◆ **Task to complete**: In the records below, work out how many lines hold the word "ontvanger". Report the number alone.

◆ **Exercise inputs**:
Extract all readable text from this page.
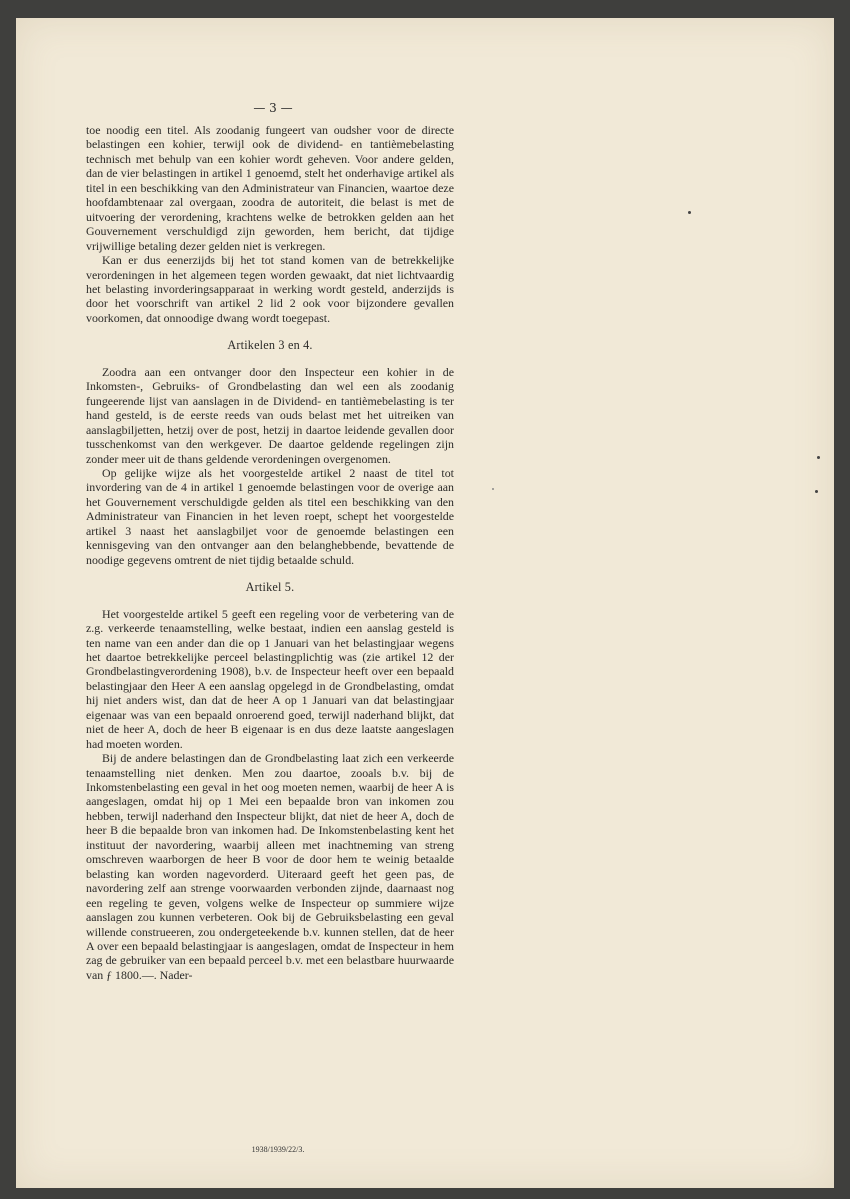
— 3 —

toe noodig een titel. Als zoodanig fungeert van oudsher voor de directe belastingen een kohier, terwijl ook de dividend- en tantièmebelasting technisch met behulp van een kohier wordt geheven. Voor andere gelden, dan de vier belastingen in artikel 1 genoemd, stelt het onderhavige artikel als titel in een beschikking van den Administrateur van Financien, waartoe deze hoofdambtenaar zal overgaan, zoodra de autoriteit, die belast is met de uitvoering der verordening, krachtens welke de betrokken gelden aan het Gouvernement verschuldigd zijn geworden, hem bericht, dat tijdige vrijwillige betaling dezer gelden niet is verkregen.

Kan er dus eenerzijds bij het tot stand komen van de betrekkelijke verordeningen in het algemeen tegen worden gewaakt, dat niet lichtvaardig het belasting invorderingsapparaat in werking wordt gesteld, anderzijds is door het voorschrift van artikel 2 lid 2 ook voor bijzondere gevallen voorkomen, dat onnoodige dwang wordt toegepast.

Artikelen 3 en 4.

Zoodra aan een ontvanger door den Inspecteur een kohier in de Inkomsten-, Gebruiks- of Grondbelasting dan wel een als zoodanig fungeerende lijst van aanslagen in de Dividend- en tantièmebelasting is ter hand gesteld, is de eerste reeds van ouds belast met het uitreiken van aanslagbiljetten, hetzij over de post, hetzij in daartoe leidende gevallen door tusschenkomst van den werkgever. De daartoe geldende regelingen zijn zonder meer uit de thans geldende verordeningen overgenomen.

Op gelijke wijze als het voorgestelde artikel 2 naast de titel tot invordering van de 4 in artikel 1 genoemde belastingen voor de overige aan het Gouvernement verschuldigde gelden als titel een beschikking van den Administrateur van Financien in het leven roept, schept het voorgestelde artikel 3 naast het aanslagbiljet voor de genoemde belastingen een kennisgeving van den ontvanger aan den belanghebbende, bevattende de noodige gegevens omtrent de niet tijdig betaalde schuld.

Artikel 5.

Het voorgestelde artikel 5 geeft een regeling voor de verbetering van de z.g. verkeerde tenaamstelling, welke bestaat, indien een aanslag gesteld is ten name van een ander dan die op 1 Januari van het belastingjaar wegens het daartoe betrekkelijke perceel belastingplichtig was (zie artikel 12 der Grondbelastingverordening 1908), b.v. de Inspecteur heeft over een bepaald belastingjaar den Heer A een aanslag opgelegd in de Grondbelasting, omdat hij niet anders wist, dan dat de heer A op 1 Januari van dat belastingjaar eigenaar was van een bepaald onroerend goed, terwijl naderhand blijkt, dat niet de heer A, doch de heer B eigenaar is en dus deze laatste aangeslagen had moeten worden.

Bij de andere belastingen dan de Grondbelasting laat zich een verkeerde tenaamstelling niet denken. Men zou daartoe, zooals b.v. bij de Inkomstenbelasting een geval in het oog moeten nemen, waarbij de heer A is aangeslagen, omdat hij op 1 Mei een bepaalde bron van inkomen zou hebben, terwijl naderhand den Inspecteur blijkt, dat niet de heer A, doch de heer B die bepaalde bron van inkomen had. De Inkomstenbelasting kent het instituut der navordering, waarbij alleen met inachtneming van streng omschreven waarborgen de heer B voor de door hem te weinig betaalde belasting kan worden nagevorderd. Uiteraard geeft het geen pas, de navordering zelf aan strenge voorwaarden verbonden zijnde, daarnaast nog een regeling te geven, volgens welke de Inspecteur op summiere wijze aanslagen zou kunnen verbeteren. Ook bij de Gebruiksbelasting een geval willende construeeren, zou ondergeteekende b.v. kunnen stellen, dat de heer A over een bepaald belastingjaar is aangeslagen, omdat de Inspecteur in hem zag de gebruiker van een bepaald perceel b.v. met een belastbare huurwaarde van ƒ 1800.—. Nader-

1938/1939/22/3.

◆ **Task solution**: 2